Count each line below that has "title" anywhere in it. Answer with the total alone.

**** Data shown

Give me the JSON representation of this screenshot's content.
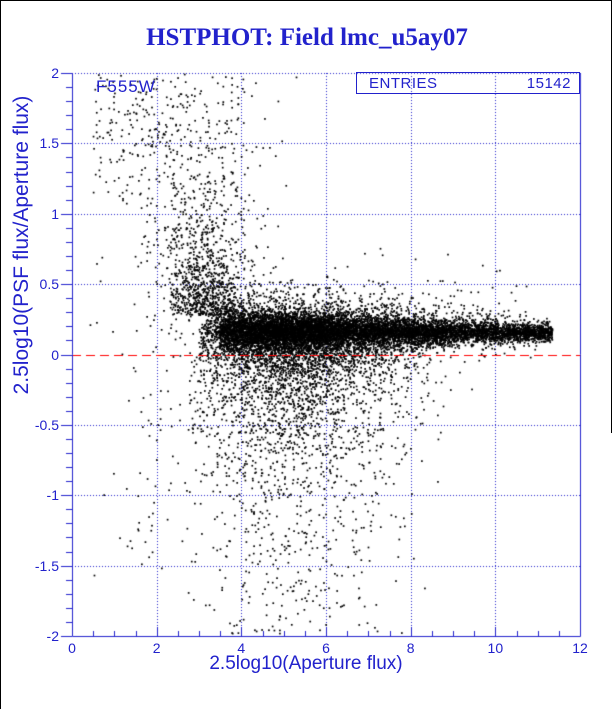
{
  "title": "HSTPHOT: Field lmc_u5ay07",
  "colors": {
    "accent": "#2222cc",
    "points": "#000000",
    "zero_line": "#ff0000",
    "background": "#ffffff",
    "window_border": "#000000"
  },
  "plot": {
    "filter": "F555W",
    "entries_label": "ENTRIES",
    "entries_value": "15142",
    "zero_line_y": 0,
    "x_axis": {
      "title": "2.5log10(Aperture flux)",
      "min": 0,
      "max": 12,
      "tick_values": [
        0,
        2,
        4,
        6,
        8,
        10,
        12
      ],
      "tick_labels": [
        "0",
        "2",
        "4",
        "6",
        "8",
        "10",
        "12"
      ],
      "minor_step": 0.5,
      "gridline_values": [
        2,
        4,
        6,
        8,
        10
      ]
    },
    "y_axis": {
      "title": "2.5log10(PSF flux/Aperture flux)",
      "min": -2,
      "max": 2,
      "tick_values": [
        2,
        1.5,
        1,
        0.5,
        0,
        -0.5,
        -1,
        -1.5,
        -2
      ],
      "tick_labels": [
        "2",
        "1.5",
        "1",
        "0.5",
        "0",
        "-0.5",
        "-1",
        "-1.5",
        "-2"
      ],
      "minor_step": 0.1,
      "gridline_values": [
        2,
        1.5,
        1,
        0.5,
        -0.5,
        -1,
        -1.5
      ]
    }
  },
  "chart_data": {
    "type": "scatter",
    "title": "HSTPHOT: Field lmc_u5ay07",
    "xlabel": "2.5log10(Aperture flux)",
    "ylabel": "2.5log10(PSF flux/Aperture flux)",
    "xlim": [
      0,
      12
    ],
    "ylim": [
      -2,
      2
    ],
    "n_points": 15142,
    "legend": "none",
    "grid": "dotted blue at x=2,4,6,8,10 and y=2,1.5,1,0.5,-0.5,-1,-1.5",
    "reference_line": {
      "y": 0,
      "color": "#ff0000",
      "style": "dashed"
    },
    "description": "PSF/aperture flux ratio vs aperture flux: tight stellar locus at y~0.15 spanning x~3.5-11.4, funnel of scatter toward faint fluxes (x<6) reaching y=-2..+2, sparse cloud at x<3 with y>1",
    "band": {
      "center": [
        0.175,
        -0.002
      ],
      "sigma": [
        0.095,
        -0.006,
        0.022
      ]
    },
    "seed": 7,
    "point_size": 1.7,
    "components": [
      {
        "n": 5200,
        "x": {
          "d": "u",
          "a": 3.5,
          "b": 11.35
        },
        "y": {
          "d": "band",
          "t": 1
        }
      },
      {
        "n": 2600,
        "x": {
          "d": "n",
          "m": 4.9,
          "s": 1.05,
          "lo": 3.05,
          "hi": 11.35
        },
        "y": {
          "d": "band",
          "t": 1
        }
      },
      {
        "n": 1300,
        "x": {
          "d": "u",
          "a": 3.6,
          "b": 9.0
        },
        "y": {
          "d": "band",
          "t": 1
        }
      },
      {
        "n": 1900,
        "x": {
          "d": "n",
          "m": 5.6,
          "s": 1.6,
          "lo": 3.0,
          "hi": 11.35
        },
        "y": {
          "d": "band",
          "t": 2.6
        }
      },
      {
        "n": 400,
        "x": {
          "d": "u",
          "a": 7.0,
          "b": 11.3
        },
        "y": {
          "d": "band",
          "t": 2.2
        }
      },
      {
        "n": 2100,
        "x": {
          "d": "n",
          "m": 5.3,
          "s": 1.35,
          "lo": 2.75,
          "hi": 10.3
        },
        "y": {
          "d": "ed",
          "b": 0.06,
          "m": 0.4,
          "lo": -2.1
        }
      },
      {
        "n": 330,
        "x": {
          "d": "n",
          "m": 4.8,
          "s": 1.15,
          "lo": 2.6,
          "hi": 8.5
        },
        "y": {
          "d": "u",
          "a": -2.05,
          "b": -0.05
        }
      },
      {
        "n": 780,
        "x": {
          "d": "n",
          "m": 3.15,
          "s": 0.55,
          "lo": 2.3,
          "hi": 5.2
        },
        "y": {
          "d": "eu",
          "b": 0.28,
          "m": 0.3,
          "hi": 2.05
        }
      },
      {
        "n": 210,
        "x": {
          "d": "n",
          "m": 3.3,
          "s": 0.8,
          "lo": 1.6,
          "hi": 5.5
        },
        "y": {
          "d": "u",
          "a": 0.35,
          "b": 2.0
        }
      },
      {
        "n": 260,
        "x": {
          "d": "n",
          "m": 2.9,
          "s": 0.7,
          "lo": 1.3,
          "hi": 4.4
        },
        "y": {
          "d": "n",
          "m": 0.8,
          "s": 0.5,
          "lo": -0.4,
          "hi": 2.0
        }
      },
      {
        "n": 120,
        "x": {
          "d": "u",
          "a": 0.5,
          "b": 2.75
        },
        "y": {
          "d": "u",
          "a": 1.05,
          "b": 2.0
        }
      },
      {
        "n": 60,
        "x": {
          "d": "n",
          "m": 1.45,
          "s": 0.45,
          "lo": 0.35,
          "hi": 2.6
        },
        "y": {
          "d": "n",
          "m": 1.65,
          "s": 0.22,
          "lo": 1.1,
          "hi": 2.0
        }
      },
      {
        "n": 28,
        "x": {
          "d": "u",
          "a": 0.35,
          "b": 2.7
        },
        "y": {
          "d": "u",
          "a": -1.6,
          "b": 0.95
        }
      },
      {
        "n": 40,
        "x": {
          "d": "n",
          "m": 1.95,
          "s": 0.3,
          "lo": 1.0,
          "hi": 2.6
        },
        "y": {
          "d": "u",
          "a": -1.45,
          "b": -0.15
        }
      },
      {
        "n": 150,
        "x": {
          "d": "u",
          "a": 4.5,
          "b": 10.8
        },
        "y": {
          "d": "eu",
          "b": 0.24,
          "m": 0.12,
          "hi": 0.85
        }
      }
    ]
  }
}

********

Solution for this problem:
4